AUFGABE 1. Ändere im Abschnitt über die Anfänge des Ökolandbaus die Stelle, die mit „Wenn man nach“ beginnt und nach „war hier wichtig.“ endet: Ersetze darin „Erfolgsgeschichte“ durch „Pioniergeschichte“ und gib die Stelle wieder.

TEXTABSCHNITT.
....

Bio-Forscher und Bio-Bauern: im Tandem erfolgreich

Der wissenschaftliche Blick begleitet die biodynamischen Bauern seit 90 Jahren

 

Wenn man nach den Wurzeln des Ökolandbaus fragt, kommt man an Koberwitz 1924 nicht vorbei. Dort wurde mit dem „landwirtschaftlichen Versuchsring der anthroposophischen Gesellschaft“ die erste gemeinschaftliche Organisation und Forschungsinstanz der Ökolandbaubewegung gegründet. Rudolf Steiners Kurs für Landwirte war der Anlass; es gab zu viel auszuprobieren, zu viel Unverstandenes. Das Ganze wurde letztlich eine Erfolgsgeschichte, angefangen vom Mustergut auf ärmstem Sand, Marienhöhe, über die ersten Betriebsvergleiche konventionell-biodynamisch in den dreißiger Jahren bis zur Gründung einer eigenen Forschungsstätte in Darmstadt 1950, die „bio“ in Deutschland bereit für den wissenschaftlichen Dialog machte. Auch das 1971 von Demeter- und Biobauern mit gegründete Schweizer Forschungsinstitut FiBL war hier wichtig.

....

AUFGABE 2. Formatiere die Zeilen unten als Markdown-Tabelle mit den Spalten „Nr.“ und „Eintrag“. Beginne bei der ersten Zeile, hör nach der Zeile mit „Bar <box>508 216 544 238</box>“ auf und lass leere Zeilen weg.

VORLIEGENDE ANGABEN.
....

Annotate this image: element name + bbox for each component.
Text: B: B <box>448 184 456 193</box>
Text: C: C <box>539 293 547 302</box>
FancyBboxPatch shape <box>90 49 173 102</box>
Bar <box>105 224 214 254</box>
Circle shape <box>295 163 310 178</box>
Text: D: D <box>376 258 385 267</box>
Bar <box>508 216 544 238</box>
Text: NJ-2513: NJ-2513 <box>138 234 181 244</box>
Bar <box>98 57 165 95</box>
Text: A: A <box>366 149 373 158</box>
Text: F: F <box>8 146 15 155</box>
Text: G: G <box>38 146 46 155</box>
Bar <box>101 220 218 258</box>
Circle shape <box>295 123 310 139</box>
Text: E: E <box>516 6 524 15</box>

....

ERGEBNIS 1.
Wenn man nach den Wurzeln des Ökolandbaus fragt, kommt man an Koberwitz 1924 nicht vorbei. Dort wurde mit dem „landwirtschaftlichen Versuchsring der anthroposophischen Gesellschaft“ die erste gemeinschaftliche Organisation und Forschungsinstanz der Ökolandbaubewegung gegründet. Rudolf Steiners Kurs für Landwirte war der Anlass; es gab zu viel auszuprobieren, zu viel Unverstandenes. Das Ganze wurde letztlich eine Pioniergeschichte, angefangen vom Mustergut auf ärmstem Sand, Marienhöhe, über die ersten Betriebsvergleiche konventionell-biodynamisch in den dreißiger Jahren bis zur Gründung einer eigenen Forschungsstätte in Darmstadt 1950, die „bio“ in Deutschland bereit für den wissenschaftlichen Dialog machte. Auch das 1971 von Demeter- und Biobauern mit gegründete Schweizer Forschungsinstitut FiBL war hier wichtig.

ERGEBNIS 2.
| Nr. | Eintrag |
|---|---|
| 1 | Annotate this image: element name + bbox for each component. |
| 2 | Text: B: B <box>448 184 456 193</box> |
| 3 | Text: C: C <box>539 293 547 302</box> |
| 4 | FancyBboxPatch shape <box>90 49 173 102</box> |
| 5 | Bar <box>105 224 214 254</box> |
| 6 | Circle shape <box>295 163 310 178</box> |
| 7 | Text: D: D <box>376 258 385 267</box> |
| 8 | Bar <box>508 216 544 238</box> |